**Task set**
(1) Quote the interview on Asian women in horror between "Geneve Flynn: We’re" and "and Angela Slatter.", inclusive.
(2) Translate this sentence from the interview on Asian women in horror into Spanish: "In Australia, women are leading the charge with horror."
(3) Carry on the interview on Asian women in horror from the point where it stops.

**Extract**
________________________________________
Geneve Flynn: We’re seeing a lot more diversity and representation nowadays. White male authors and characters have tended to be the norm in speculative fiction, but there’s definitely more awareness and effort to branch out. In Australia, women are leading the charge with horror. There are so many amazing horror writers, such as Kaaron Warren, Deborah Sheldon, Kim Wilkins and Angela Slatter. 


Lee Murray: Great list! And there’s good reason for that improved representation of women in horror. Echo Lake author, Letitia Trent explains in her 2014 article on Book Riot: “Women, as well as people of color and others who are culturally marginalized, have stories to tell that can transform and subvert existing horror conventions,” she writes. “Horror has subverted expectations about ‘monstrous’ and ‘normal’ or ‘evil’ and ‘good’ right from the beginning of the genre, and now compelling and diverse dark fiction writers are reaching more readers and expanding definitions of horror.” And yet there is still a yawning gap, with few, if any works devoted to Asian horror stories by women writing in English.  


Geneve Flynn: It’s strange because Asian horror has had a surge in popularity with movies such as The Ring and The Grudge. There’s definitely a hunger for it. As we delved into this idea of Asian women of horror, we discovered more and more wonderful writers with our unique view of the world. We just had to bring the gang together. We put a call out to invite various award-winning and emerging authors to contribute, incredible writers like Nadia Bulkin, Grace Chan, Rin Chupeco, Gabriela Lee, Rena Mason, Angela Yuriko Smith, and Christina Sng. And to our delight, they all agreed. And we’re excited to announce that Alma Katsu, author of The Hunger and The Deep, has agreed to come on board to write a foreword to the anthology.
________________________________________
Collected data entries
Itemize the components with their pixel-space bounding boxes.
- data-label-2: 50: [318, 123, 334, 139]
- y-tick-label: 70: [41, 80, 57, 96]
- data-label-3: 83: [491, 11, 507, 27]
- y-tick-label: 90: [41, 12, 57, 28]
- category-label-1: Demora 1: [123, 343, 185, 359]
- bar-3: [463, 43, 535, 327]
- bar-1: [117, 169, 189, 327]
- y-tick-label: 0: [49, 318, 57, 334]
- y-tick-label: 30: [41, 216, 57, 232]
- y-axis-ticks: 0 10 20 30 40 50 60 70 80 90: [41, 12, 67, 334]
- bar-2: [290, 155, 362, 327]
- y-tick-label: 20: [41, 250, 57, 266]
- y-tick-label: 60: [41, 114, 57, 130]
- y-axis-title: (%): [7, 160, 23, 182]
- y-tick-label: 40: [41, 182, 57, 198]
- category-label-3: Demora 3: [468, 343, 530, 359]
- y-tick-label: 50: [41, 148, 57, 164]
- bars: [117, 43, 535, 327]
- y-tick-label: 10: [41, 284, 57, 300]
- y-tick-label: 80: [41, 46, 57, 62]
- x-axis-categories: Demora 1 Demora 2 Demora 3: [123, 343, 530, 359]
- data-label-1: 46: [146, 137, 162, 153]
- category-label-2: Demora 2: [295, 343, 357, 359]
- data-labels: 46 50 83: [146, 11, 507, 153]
________________________________________
**Responses per task**
(1)
Geneve Flynn: We’re seeing a lot more diversity and representation nowadays. White male authors and characters have tended to be the norm in speculative fiction, but there’s definitely more awareness and effort to branch out. In Australia, women are leading the charge with horror. There are so many amazing horror writers, such as Kaaron Warren, Deborah Sheldon, Kim Wilkins and Angela Slatter.

(2) En Australia, las mujeres están a la cabeza del género de terror.

(3)
Lee Murray: I think their response shows that our colleagues have been yearning for that same shared connection that we had. 

Coming up with the Black Cranes title was tricky though. We wanted something which would reflect the contributors’ shared Eastern Asian and South-Eastern Asian heritage, while also conveying a horror theme, finally settling on black cranes—heavenly birds associated with prosperity, longevity, and wisdom. I pitched the concept to Kate Jonez of Omnium Gatherum, the HWA’s Specialty Press for 2016, and immediately got the go ahead. All we needed was a cover designer. As it turned out, Australian horror author and artist Greg Chapman was travelling through Asia when we approached him. His stunning interpretation was inspired by his recent travels and we’re thrilled with the result. 

Black Cranes will be released in late July 2020.